***** EXERCISE MATERIAL

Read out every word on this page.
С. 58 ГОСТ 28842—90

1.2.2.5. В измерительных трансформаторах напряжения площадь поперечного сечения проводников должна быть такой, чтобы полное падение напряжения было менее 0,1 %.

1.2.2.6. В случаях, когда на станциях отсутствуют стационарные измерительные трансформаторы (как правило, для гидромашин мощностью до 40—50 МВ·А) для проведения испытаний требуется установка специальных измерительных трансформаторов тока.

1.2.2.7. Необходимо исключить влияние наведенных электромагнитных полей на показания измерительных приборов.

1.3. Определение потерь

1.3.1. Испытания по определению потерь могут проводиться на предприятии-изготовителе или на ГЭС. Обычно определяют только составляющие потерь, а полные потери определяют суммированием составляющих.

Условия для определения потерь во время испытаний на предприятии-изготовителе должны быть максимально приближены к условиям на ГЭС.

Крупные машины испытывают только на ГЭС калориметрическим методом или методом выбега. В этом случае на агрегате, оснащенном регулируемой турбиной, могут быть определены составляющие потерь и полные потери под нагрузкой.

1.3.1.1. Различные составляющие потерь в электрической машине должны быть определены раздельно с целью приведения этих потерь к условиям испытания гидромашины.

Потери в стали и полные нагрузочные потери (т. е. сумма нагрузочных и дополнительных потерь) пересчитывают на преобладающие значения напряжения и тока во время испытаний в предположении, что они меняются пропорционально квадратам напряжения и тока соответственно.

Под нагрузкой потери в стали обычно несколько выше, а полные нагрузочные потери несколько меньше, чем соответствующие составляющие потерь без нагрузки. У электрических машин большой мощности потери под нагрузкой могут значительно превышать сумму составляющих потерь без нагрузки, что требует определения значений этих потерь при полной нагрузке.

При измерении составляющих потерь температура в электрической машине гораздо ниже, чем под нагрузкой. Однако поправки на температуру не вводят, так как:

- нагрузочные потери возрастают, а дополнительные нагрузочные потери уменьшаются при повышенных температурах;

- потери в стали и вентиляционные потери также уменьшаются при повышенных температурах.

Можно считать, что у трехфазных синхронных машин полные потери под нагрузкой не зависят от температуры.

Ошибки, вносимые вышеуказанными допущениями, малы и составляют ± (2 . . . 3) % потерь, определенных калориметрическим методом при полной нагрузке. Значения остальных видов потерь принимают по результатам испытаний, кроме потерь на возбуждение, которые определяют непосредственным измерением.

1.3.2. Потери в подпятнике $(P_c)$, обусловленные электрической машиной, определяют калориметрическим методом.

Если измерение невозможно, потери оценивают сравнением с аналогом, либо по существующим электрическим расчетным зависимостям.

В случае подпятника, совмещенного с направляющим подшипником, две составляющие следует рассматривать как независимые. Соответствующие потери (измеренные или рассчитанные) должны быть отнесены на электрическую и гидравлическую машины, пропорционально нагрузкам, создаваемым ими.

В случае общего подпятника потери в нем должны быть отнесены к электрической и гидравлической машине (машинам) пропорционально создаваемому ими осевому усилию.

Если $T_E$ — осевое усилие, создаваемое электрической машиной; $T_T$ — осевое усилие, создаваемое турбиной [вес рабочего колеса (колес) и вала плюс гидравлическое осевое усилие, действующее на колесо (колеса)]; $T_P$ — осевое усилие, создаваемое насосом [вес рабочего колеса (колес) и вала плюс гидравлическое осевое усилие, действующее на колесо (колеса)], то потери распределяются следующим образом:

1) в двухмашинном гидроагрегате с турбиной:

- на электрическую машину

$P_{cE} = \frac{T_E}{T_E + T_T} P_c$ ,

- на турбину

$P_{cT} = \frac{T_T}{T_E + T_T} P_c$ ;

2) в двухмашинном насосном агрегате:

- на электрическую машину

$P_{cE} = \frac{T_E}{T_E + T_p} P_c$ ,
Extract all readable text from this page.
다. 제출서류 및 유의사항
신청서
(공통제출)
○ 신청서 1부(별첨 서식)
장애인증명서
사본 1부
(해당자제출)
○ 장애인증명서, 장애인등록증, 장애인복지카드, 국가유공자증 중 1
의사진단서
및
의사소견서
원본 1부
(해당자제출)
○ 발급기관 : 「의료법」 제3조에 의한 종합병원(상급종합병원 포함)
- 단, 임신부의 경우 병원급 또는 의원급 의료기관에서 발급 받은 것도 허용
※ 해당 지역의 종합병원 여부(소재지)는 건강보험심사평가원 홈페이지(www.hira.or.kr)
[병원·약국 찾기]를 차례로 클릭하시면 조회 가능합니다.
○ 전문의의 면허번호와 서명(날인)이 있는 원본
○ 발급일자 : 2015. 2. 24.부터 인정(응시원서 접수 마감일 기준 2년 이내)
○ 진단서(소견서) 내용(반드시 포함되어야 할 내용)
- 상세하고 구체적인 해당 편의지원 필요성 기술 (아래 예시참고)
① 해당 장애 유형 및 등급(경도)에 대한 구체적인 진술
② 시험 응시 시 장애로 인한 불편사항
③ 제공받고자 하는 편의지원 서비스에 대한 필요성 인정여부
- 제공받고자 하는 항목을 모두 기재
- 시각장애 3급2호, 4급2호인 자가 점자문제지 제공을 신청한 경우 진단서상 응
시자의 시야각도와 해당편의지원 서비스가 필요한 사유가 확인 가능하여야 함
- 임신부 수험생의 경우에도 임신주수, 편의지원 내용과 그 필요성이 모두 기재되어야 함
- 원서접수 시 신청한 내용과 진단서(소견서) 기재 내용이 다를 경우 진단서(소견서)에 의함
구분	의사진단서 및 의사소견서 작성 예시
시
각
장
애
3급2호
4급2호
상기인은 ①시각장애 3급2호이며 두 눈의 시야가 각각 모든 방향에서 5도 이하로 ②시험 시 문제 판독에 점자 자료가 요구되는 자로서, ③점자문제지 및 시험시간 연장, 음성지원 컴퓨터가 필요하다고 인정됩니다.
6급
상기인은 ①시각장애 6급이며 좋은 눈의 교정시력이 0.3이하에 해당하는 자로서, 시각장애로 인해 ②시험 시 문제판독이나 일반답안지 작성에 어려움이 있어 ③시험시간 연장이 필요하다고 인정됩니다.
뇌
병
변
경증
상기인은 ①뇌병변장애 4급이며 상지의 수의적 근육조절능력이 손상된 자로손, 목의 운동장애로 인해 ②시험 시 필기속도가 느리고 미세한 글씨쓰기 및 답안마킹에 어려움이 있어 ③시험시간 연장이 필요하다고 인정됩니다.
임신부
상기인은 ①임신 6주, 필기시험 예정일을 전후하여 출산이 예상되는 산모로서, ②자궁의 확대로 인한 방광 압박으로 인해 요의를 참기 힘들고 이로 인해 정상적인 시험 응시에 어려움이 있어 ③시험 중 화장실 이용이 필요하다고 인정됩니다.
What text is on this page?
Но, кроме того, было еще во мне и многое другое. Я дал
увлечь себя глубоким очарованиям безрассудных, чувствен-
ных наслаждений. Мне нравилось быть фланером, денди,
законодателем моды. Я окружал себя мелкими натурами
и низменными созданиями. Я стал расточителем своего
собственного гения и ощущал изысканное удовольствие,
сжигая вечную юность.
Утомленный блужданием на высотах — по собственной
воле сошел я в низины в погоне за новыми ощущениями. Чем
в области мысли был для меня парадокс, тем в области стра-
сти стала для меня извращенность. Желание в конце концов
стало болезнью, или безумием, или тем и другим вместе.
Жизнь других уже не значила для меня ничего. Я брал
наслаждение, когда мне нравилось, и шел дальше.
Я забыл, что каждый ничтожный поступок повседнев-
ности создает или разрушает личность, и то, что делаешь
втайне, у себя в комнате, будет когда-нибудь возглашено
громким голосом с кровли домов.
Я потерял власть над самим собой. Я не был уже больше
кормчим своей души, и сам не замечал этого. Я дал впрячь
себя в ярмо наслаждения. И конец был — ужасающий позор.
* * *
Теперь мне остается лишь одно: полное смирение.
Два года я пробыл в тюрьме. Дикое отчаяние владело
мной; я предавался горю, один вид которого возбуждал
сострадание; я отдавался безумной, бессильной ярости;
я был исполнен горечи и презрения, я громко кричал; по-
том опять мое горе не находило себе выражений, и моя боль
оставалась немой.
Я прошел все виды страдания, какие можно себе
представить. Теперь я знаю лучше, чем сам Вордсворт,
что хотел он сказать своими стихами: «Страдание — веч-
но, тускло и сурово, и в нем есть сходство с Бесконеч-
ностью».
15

**********

_EXERCISE INSTRUCTIONS_: Identify and copy all lines with the word "①시각장애".

_OUTPUT FOR THIS TASK_:
상기인은 ①시각장애 3급2호이며 두 눈의 시야가 각각 모든 방향에서 5도 이하로 ②시험 시 문제 판독에 점자 자료가 요구되는 자로서, ③점자문제지 및 시험시간 연장, 음성지원 컴퓨터가 필요하다고 인정됩니다.
상기인은 ①시각장애 6급이며 좋은 눈의 교정시력이 0.3이하에 해당하는 자로서, 시각장애로 인해 ②시험 시 문제판독이나 일반답안지 작성에 어려움이 있어 ③시험시간 연장이 필요하다고 인정됩니다.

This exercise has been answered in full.